Take the lines from the one containing "Output the text content of this document." through the final line below and restate them exactly. Omit the pictures.

==== DATA EXTRACT

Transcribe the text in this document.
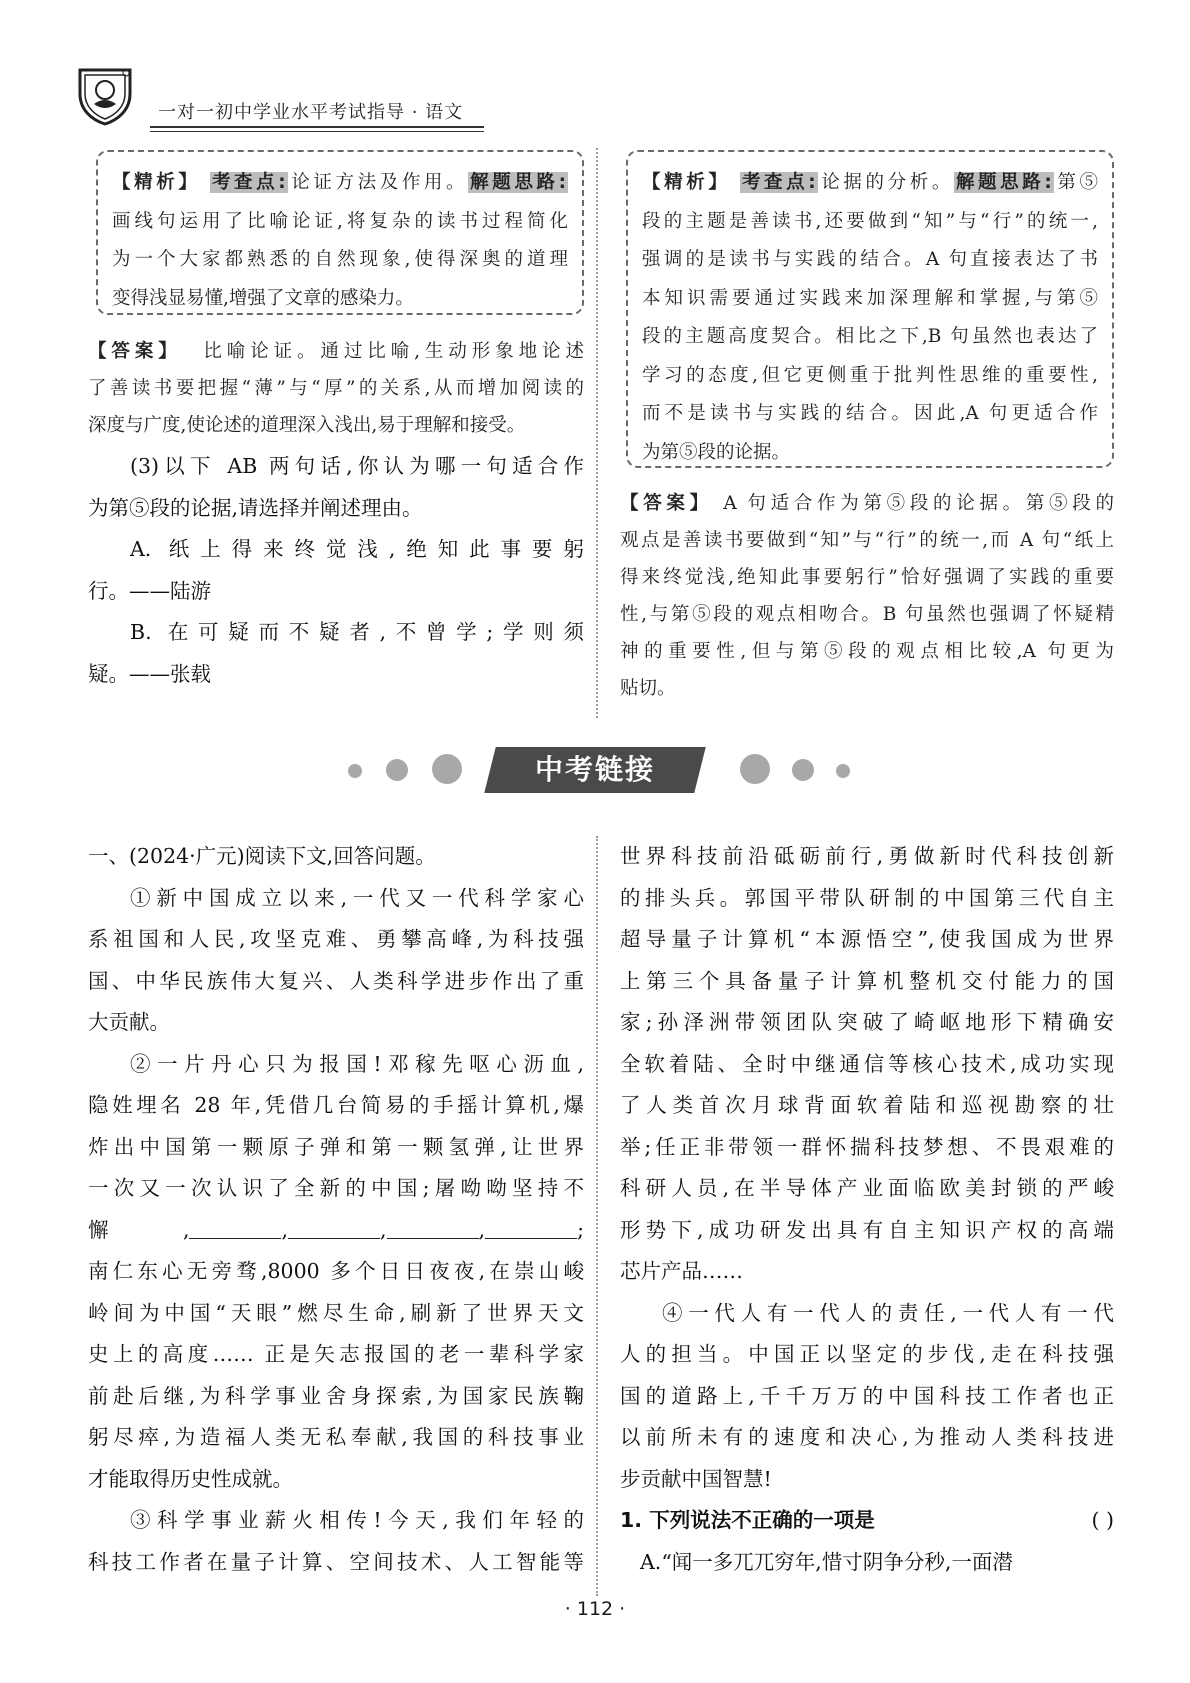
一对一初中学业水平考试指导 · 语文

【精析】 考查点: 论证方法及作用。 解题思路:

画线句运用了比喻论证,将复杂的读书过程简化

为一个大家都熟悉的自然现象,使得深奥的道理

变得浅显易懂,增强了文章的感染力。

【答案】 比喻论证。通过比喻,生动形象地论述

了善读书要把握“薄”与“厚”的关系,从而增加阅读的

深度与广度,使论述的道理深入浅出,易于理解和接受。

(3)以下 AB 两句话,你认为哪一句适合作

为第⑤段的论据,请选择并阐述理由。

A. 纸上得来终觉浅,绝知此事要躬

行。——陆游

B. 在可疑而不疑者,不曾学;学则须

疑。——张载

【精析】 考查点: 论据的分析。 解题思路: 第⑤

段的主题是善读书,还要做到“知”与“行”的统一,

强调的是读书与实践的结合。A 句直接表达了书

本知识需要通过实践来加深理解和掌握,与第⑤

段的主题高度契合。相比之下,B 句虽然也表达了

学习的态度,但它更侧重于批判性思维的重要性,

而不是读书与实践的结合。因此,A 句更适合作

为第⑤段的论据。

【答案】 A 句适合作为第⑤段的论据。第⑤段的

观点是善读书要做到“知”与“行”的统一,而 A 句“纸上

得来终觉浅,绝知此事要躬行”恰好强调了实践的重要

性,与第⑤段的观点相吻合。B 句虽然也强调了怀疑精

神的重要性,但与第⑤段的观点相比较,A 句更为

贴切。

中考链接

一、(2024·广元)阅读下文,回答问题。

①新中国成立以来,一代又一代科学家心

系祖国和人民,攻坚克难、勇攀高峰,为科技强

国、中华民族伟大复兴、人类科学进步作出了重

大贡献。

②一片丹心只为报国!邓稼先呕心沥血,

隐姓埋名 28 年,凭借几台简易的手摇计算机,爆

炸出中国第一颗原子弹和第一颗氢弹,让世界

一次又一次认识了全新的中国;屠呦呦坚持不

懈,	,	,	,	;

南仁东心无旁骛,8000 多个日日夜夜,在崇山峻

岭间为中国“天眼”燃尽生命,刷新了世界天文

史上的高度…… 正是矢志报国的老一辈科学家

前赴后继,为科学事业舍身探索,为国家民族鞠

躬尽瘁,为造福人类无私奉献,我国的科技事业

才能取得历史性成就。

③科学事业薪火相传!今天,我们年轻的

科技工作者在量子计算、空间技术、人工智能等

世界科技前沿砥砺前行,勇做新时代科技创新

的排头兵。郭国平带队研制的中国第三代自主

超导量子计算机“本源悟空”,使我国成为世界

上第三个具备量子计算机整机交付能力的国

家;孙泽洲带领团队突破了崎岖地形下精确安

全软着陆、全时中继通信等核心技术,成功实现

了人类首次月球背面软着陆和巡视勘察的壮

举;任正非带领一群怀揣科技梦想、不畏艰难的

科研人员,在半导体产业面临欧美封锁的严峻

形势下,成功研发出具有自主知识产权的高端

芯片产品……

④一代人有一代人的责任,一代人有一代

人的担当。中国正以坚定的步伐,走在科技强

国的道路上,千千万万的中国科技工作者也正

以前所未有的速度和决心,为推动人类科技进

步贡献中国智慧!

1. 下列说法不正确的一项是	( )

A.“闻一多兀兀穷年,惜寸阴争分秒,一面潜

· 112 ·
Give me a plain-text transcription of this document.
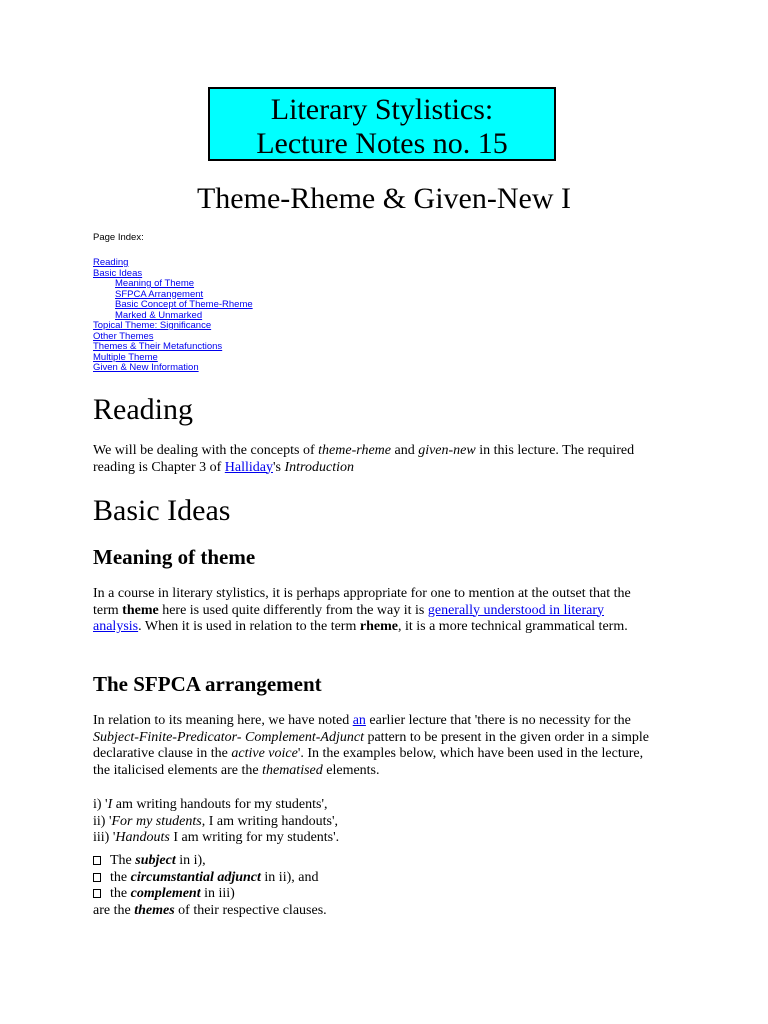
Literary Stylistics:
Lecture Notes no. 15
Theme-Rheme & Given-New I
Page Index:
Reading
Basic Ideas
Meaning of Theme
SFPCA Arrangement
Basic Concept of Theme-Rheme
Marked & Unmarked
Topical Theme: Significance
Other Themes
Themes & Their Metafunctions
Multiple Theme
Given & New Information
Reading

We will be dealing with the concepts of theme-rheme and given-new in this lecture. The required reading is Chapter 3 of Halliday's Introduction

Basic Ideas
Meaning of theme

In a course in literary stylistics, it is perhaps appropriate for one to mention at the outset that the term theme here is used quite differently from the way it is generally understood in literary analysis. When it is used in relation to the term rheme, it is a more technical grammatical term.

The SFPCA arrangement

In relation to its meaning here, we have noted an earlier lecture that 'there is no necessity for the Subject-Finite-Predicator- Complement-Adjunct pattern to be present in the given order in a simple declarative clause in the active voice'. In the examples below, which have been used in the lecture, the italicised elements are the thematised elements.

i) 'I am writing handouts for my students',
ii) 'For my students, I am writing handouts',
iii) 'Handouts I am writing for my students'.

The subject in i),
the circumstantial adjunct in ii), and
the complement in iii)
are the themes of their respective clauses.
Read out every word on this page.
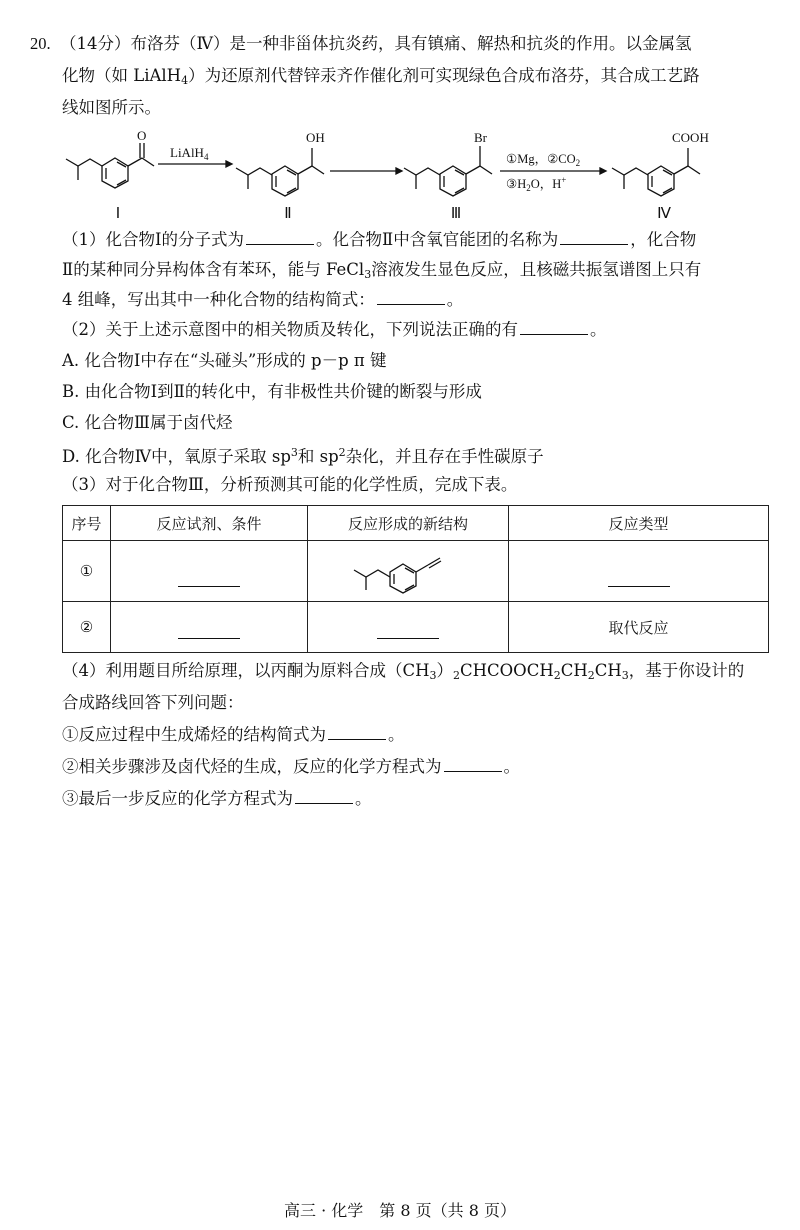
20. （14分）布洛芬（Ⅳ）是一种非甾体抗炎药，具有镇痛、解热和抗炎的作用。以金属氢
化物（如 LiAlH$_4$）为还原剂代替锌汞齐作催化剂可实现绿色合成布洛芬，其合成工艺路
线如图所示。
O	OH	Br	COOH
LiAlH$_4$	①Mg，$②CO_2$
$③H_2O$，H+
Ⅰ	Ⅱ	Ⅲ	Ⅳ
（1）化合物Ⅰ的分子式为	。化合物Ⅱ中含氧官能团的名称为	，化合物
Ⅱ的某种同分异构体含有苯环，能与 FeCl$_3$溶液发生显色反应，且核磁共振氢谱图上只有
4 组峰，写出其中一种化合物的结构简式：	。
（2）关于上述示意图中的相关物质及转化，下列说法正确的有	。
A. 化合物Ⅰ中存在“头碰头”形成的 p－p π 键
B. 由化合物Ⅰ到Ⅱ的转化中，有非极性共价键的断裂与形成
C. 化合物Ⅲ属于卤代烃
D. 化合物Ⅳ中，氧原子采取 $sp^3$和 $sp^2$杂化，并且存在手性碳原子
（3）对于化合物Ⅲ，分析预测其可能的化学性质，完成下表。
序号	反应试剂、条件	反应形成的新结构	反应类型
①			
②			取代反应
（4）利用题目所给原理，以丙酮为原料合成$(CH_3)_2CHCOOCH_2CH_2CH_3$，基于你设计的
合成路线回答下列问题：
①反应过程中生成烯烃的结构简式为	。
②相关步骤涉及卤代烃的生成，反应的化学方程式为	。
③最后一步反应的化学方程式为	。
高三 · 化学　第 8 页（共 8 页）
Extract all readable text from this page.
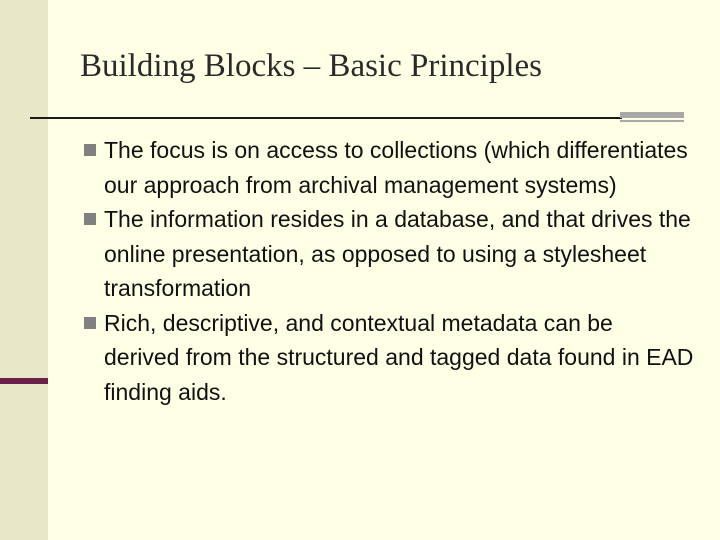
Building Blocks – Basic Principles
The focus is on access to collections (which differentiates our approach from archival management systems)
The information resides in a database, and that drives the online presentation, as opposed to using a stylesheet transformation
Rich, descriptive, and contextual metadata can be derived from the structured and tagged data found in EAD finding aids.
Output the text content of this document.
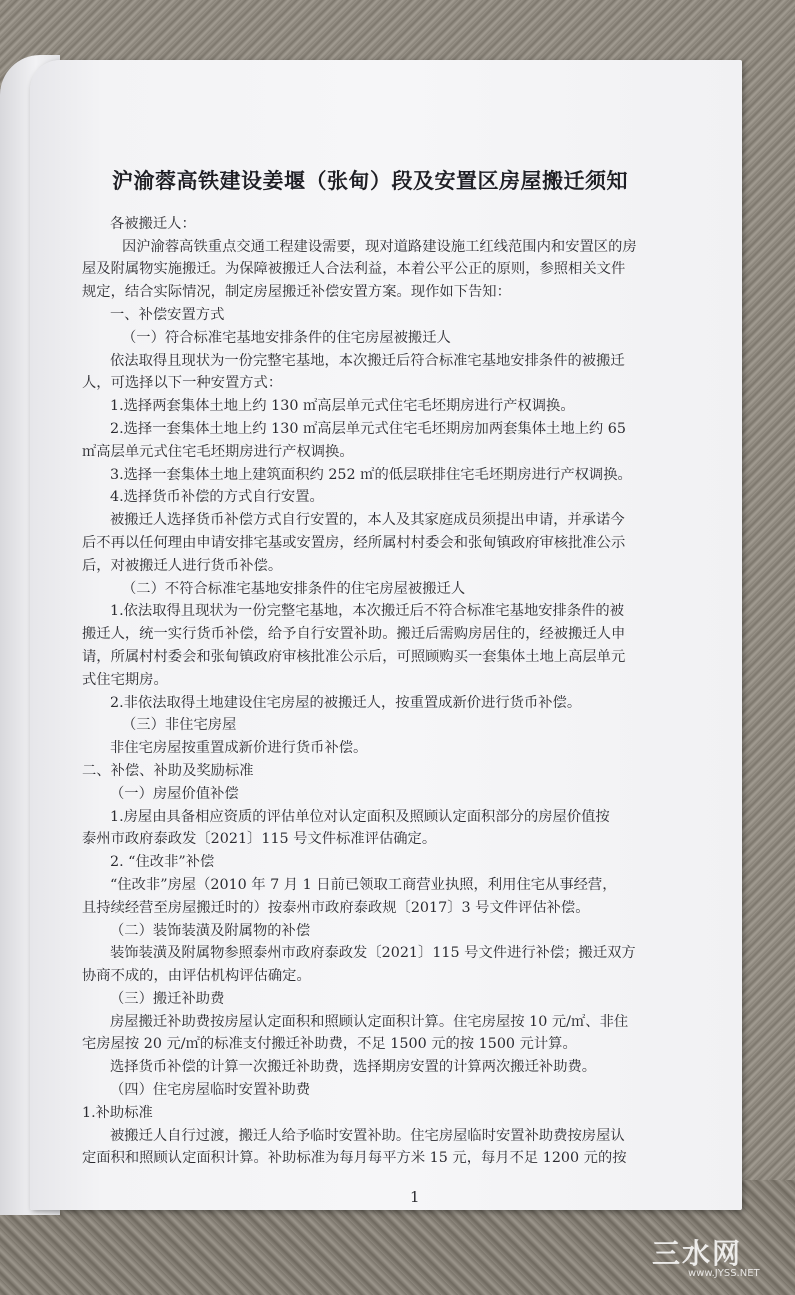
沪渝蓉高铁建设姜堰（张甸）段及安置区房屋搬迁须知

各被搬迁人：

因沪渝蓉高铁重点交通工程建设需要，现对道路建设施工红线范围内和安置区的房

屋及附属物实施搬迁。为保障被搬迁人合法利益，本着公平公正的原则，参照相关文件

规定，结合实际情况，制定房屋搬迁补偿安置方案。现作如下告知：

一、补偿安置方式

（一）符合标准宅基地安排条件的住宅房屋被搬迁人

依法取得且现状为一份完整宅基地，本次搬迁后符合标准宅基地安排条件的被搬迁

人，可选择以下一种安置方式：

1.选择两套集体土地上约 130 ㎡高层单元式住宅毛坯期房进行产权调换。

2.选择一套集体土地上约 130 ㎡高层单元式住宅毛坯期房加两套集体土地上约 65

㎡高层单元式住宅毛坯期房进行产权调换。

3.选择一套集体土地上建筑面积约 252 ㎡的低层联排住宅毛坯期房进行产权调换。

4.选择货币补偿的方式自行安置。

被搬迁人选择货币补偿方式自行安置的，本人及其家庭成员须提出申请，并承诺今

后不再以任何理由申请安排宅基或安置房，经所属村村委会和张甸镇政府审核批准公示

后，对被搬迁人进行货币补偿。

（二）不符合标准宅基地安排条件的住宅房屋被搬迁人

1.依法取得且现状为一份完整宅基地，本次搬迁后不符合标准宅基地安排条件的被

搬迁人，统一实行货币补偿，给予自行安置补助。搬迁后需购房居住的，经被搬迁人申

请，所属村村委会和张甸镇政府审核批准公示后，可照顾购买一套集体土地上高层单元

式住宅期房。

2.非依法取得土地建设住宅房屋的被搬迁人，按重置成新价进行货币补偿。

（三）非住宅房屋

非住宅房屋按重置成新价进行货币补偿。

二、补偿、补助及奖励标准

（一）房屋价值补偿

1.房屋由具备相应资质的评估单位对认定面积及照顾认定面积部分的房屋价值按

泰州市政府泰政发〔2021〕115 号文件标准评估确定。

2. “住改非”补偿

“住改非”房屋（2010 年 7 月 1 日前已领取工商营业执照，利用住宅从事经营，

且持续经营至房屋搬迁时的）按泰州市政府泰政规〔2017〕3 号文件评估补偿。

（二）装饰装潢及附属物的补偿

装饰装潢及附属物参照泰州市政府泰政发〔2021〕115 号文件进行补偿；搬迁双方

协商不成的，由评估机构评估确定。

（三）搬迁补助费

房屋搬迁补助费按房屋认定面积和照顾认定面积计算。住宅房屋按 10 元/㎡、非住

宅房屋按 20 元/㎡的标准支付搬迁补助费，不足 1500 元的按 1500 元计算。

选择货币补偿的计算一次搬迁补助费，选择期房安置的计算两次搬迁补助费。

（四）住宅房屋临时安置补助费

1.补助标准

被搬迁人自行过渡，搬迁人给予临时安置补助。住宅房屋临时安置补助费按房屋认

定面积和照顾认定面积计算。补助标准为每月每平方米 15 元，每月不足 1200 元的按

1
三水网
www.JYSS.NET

========

# EXERCISE OUTPUT
Output the text content of this document.
沪渝蓉高铁建设姜堰（张甸）段及安置区房屋搬迁须知

各被搬迁人：

因沪渝蓉高铁重点交通工程建设需要，现对道路建设施工红线范围内和安置区的房

屋及附属物实施搬迁。为保障被搬迁人合法利益，本着公平公正的原则，参照相关文件

规定，结合实际情况，制定房屋搬迁补偿安置方案。现作如下告知：

一、补偿安置方式

（一）符合标准宅基地安排条件的住宅房屋被搬迁人

依法取得且现状为一份完整宅基地，本次搬迁后符合标准宅基地安排条件的被搬迁

人，可选择以下一种安置方式：

1.选择两套集体土地上约 130 ㎡高层单元式住宅毛坯期房进行产权调换。

2.选择一套集体土地上约 130 ㎡高层单元式住宅毛坯期房加两套集体土地上约 65

㎡高层单元式住宅毛坯期房进行产权调换。

3.选择一套集体土地上建筑面积约 252 ㎡的低层联排住宅毛坯期房进行产权调换。

4.选择货币补偿的方式自行安置。

被搬迁人选择货币补偿方式自行安置的，本人及其家庭成员须提出申请，并承诺今

后不再以任何理由申请安排宅基或安置房，经所属村村委会和张甸镇政府审核批准公示

后，对被搬迁人进行货币补偿。

（二）不符合标准宅基地安排条件的住宅房屋被搬迁人

1.依法取得且现状为一份完整宅基地，本次搬迁后不符合标准宅基地安排条件的被

搬迁人，统一实行货币补偿，给予自行安置补助。搬迁后需购房居住的，经被搬迁人申

请，所属村村委会和张甸镇政府审核批准公示后，可照顾购买一套集体土地上高层单元

式住宅期房。

2.非依法取得土地建设住宅房屋的被搬迁人，按重置成新价进行货币补偿。

（三）非住宅房屋

非住宅房屋按重置成新价进行货币补偿。

二、补偿、补助及奖励标准

（一）房屋价值补偿

1.房屋由具备相应资质的评估单位对认定面积及照顾认定面积部分的房屋价值按

泰州市政府泰政发〔2021〕115 号文件标准评估确定。

2. “住改非”补偿

“住改非”房屋（2010 年 7 月 1 日前已领取工商营业执照，利用住宅从事经营，

且持续经营至房屋搬迁时的）按泰州市政府泰政规〔2017〕3 号文件评估补偿。

（二）装饰装潢及附属物的补偿

装饰装潢及附属物参照泰州市政府泰政发〔2021〕115 号文件进行补偿；搬迁双方

协商不成的，由评估机构评估确定。

（三）搬迁补助费

房屋搬迁补助费按房屋认定面积和照顾认定面积计算。住宅房屋按 10 元/㎡、非住

宅房屋按 20 元/㎡的标准支付搬迁补助费，不足 1500 元的按 1500 元计算。

选择货币补偿的计算一次搬迁补助费，选择期房安置的计算两次搬迁补助费。

（四）住宅房屋临时安置补助费

1.补助标准

被搬迁人自行过渡，搬迁人给予临时安置补助。住宅房屋临时安置补助费按房屋认

定面积和照顾认定面积计算。补助标准为每月每平方米 15 元，每月不足 1200 元的按

1
三水网
www.JYSS.NET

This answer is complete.